** Start **

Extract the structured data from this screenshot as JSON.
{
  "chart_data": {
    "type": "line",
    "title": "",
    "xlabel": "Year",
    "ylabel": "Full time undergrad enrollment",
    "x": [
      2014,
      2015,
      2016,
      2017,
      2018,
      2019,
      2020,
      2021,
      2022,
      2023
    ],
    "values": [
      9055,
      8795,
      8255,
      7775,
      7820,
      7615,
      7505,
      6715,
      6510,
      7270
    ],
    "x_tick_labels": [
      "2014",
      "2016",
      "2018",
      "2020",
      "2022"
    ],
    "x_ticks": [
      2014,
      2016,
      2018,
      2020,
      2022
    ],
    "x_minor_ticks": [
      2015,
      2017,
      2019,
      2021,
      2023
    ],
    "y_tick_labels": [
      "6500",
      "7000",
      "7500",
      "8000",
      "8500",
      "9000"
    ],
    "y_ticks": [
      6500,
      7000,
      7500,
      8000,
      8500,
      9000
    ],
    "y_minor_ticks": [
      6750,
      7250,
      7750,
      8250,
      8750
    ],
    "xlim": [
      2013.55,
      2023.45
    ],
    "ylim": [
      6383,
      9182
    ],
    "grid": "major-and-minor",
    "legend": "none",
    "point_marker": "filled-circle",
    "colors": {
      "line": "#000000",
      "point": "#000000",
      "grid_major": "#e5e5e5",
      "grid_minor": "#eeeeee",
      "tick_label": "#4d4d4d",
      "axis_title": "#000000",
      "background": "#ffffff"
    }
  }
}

** End **

**TASK BRIEF:** Here, the records must be output exactly and in full.

**EXERCISE SOLUTION:**
Extract the structured data from this screenshot as JSON.
{
  "chart_data": {
    "type": "line",
    "title": "",
    "xlabel": "Year",
    "ylabel": "Full time undergrad enrollment",
    "x": [
      2014,
      2015,
      2016,
      2017,
      2018,
      2019,
      2020,
      2021,
      2022,
      2023
    ],
    "values": [
      9055,
      8795,
      8255,
      7775,
      7820,
      7615,
      7505,
      6715,
      6510,
      7270
    ],
    "x_tick_labels": [
      "2014",
      "2016",
      "2018",
      "2020",
      "2022"
    ],
    "x_ticks": [
      2014,
      2016,
      2018,
      2020,
      2022
    ],
    "x_minor_ticks": [
      2015,
      2017,
      2019,
      2021,
      2023
    ],
    "y_tick_labels": [
      "6500",
      "7000",
      "7500",
      "8000",
      "8500",
      "9000"
    ],
    "y_ticks": [
      6500,
      7000,
      7500,
      8000,
      8500,
      9000
    ],
    "y_minor_ticks": [
      6750,
      7250,
      7750,
      8250,
      8750
    ],
    "xlim": [
      2013.55,
      2023.45
    ],
    "ylim": [
      6383,
      9182
    ],
    "grid": "major-and-minor",
    "legend": "none",
    "point_marker": "filled-circle",
    "colors": {
      "line": "#000000",
      "point": "#000000",
      "grid_major": "#e5e5e5",
      "grid_minor": "#eeeeee",
      "tick_label": "#4d4d4d",
      "axis_title": "#000000",
      "background": "#ffffff"
    }
  }
}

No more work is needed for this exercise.